==== Working data
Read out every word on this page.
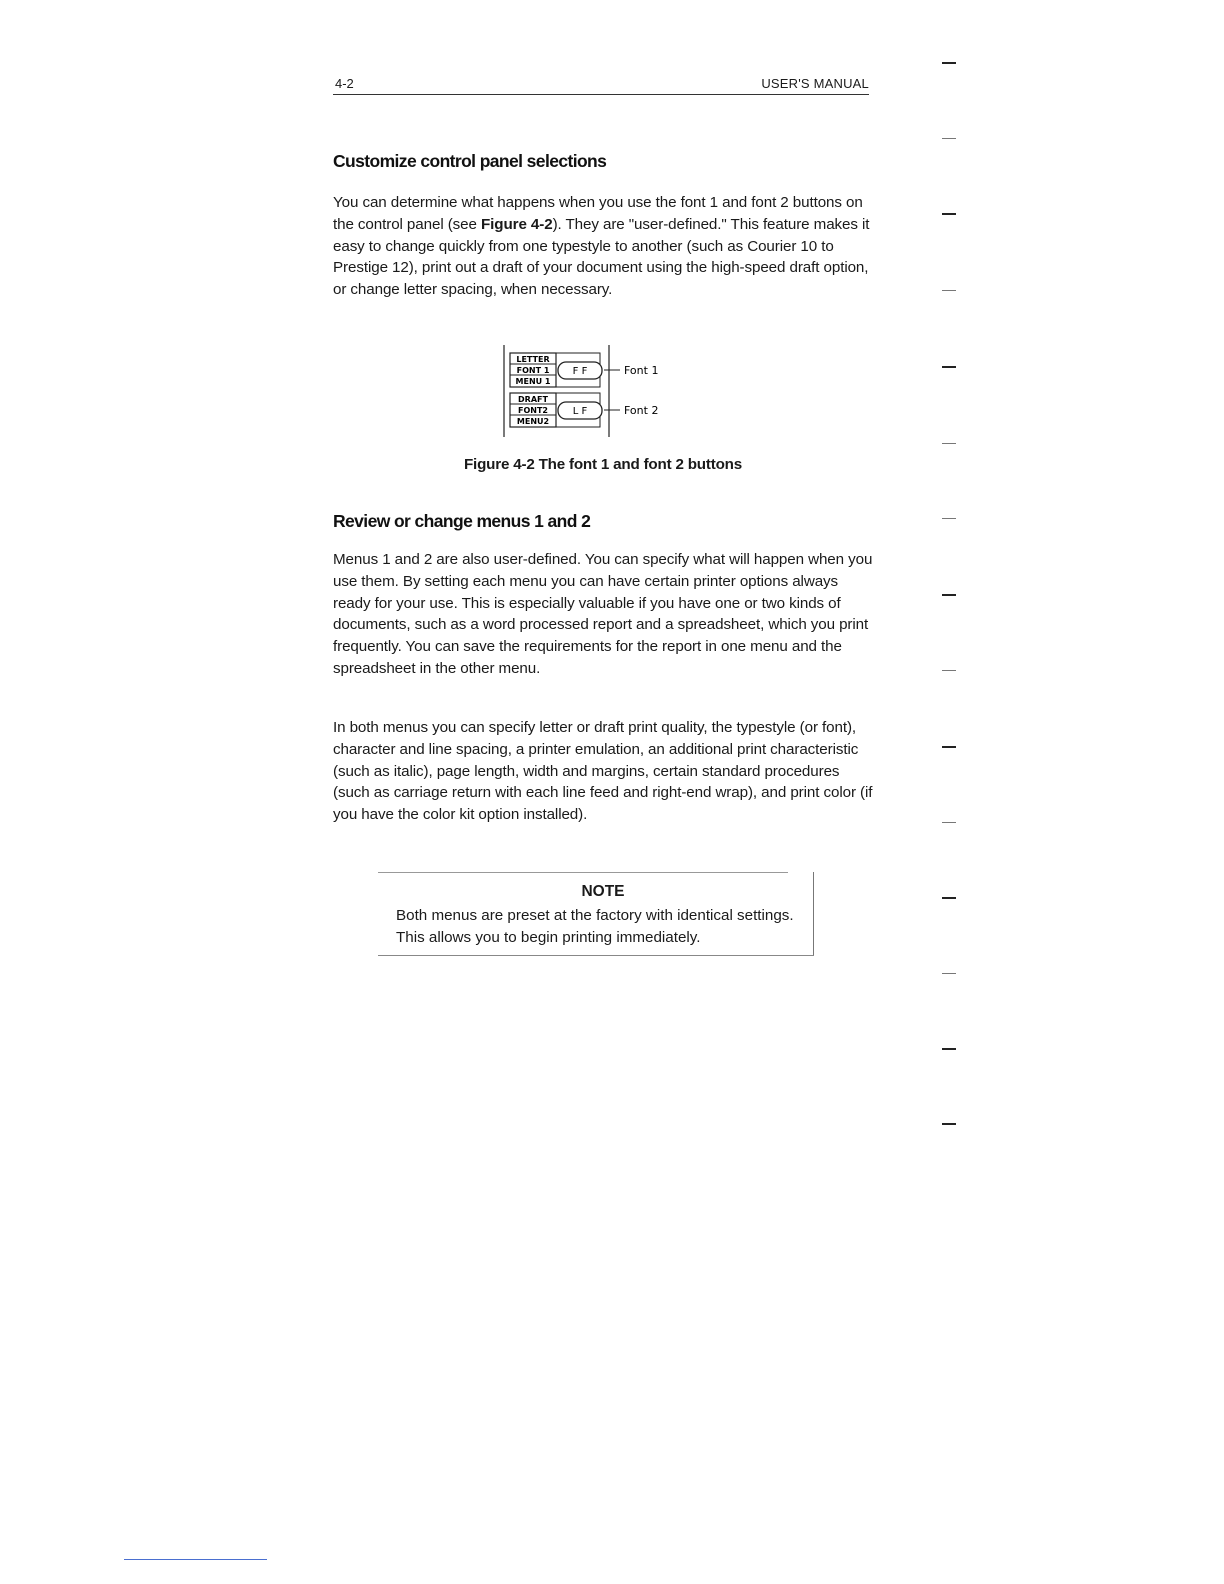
4-2	USER'S MANUAL
Customize control panel selections

You can determine what happens when you use the font 1 and font 2 buttons on the control panel (see Figure 4-2). They are "user-defined." This feature makes it easy to change quickly from one typestyle to another (such as Courier 10 to Prestige 12), print out a draft of your document using the high-speed draft option, or change letter spacing, when necessary.

LETTER
FONT 1
MENU 1
F F	Font 1
DRAFT
FONT2
MENU2
L F	Font 2
Figure 4-2 The font 1 and font 2 buttons
Review or change menus 1 and 2

Menus 1 and 2 are also user-defined. You can specify what will happen when you use them. By setting each menu you can have certain printer options always ready for your use. This is especially valuable if you have one or two kinds of documents, such as a word processed report and a spreadsheet, which you print frequently. You can save the requirements for the report in one menu and the spreadsheet in the other menu.

In both menus you can specify letter or draft print quality, the typestyle (or font), character and line spacing, a printer emulation, an additional print characteristic (such as italic), page length, width and margins, certain standard procedures (such as carriage return with each line feed and right-end wrap), and print color (if you have the color kit option installed).

NOTE
Both menus are preset at the factory with identical settings. This allows you to begin printing immediately.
========
### Requirements
Leave out the pictures and output every record above precisely as given.

### Result
Read out every word on this page.
4-2	USER'S MANUAL
Customize control panel selections

You can determine what happens when you use the font 1 and font 2 buttons on the control panel (see Figure 4-2). They are "user-defined." This feature makes it easy to change quickly from one typestyle to another (such as Courier 10 to Prestige 12), print out a draft of your document using the high-speed draft option, or change letter spacing, when necessary.

LETTER
FONT 1
MENU 1
F F	Font 1
DRAFT
FONT2
MENU2
L F	Font 2
Figure 4-2 The font 1 and font 2 buttons
Review or change menus 1 and 2

Menus 1 and 2 are also user-defined. You can specify what will happen when you use them. By setting each menu you can have certain printer options always ready for your use. This is especially valuable if you have one or two kinds of documents, such as a word processed report and a spreadsheet, which you print frequently. You can save the requirements for the report in one menu and the spreadsheet in the other menu.

In both menus you can specify letter or draft print quality, the typestyle (or font), character and line spacing, a printer emulation, an additional print characteristic (such as italic), page length, width and margins, certain standard procedures (such as carriage return with each line feed and right-end wrap), and print color (if you have the color kit option installed).

NOTE
Both menus are preset at the factory with identical settings. This allows you to begin printing immediately.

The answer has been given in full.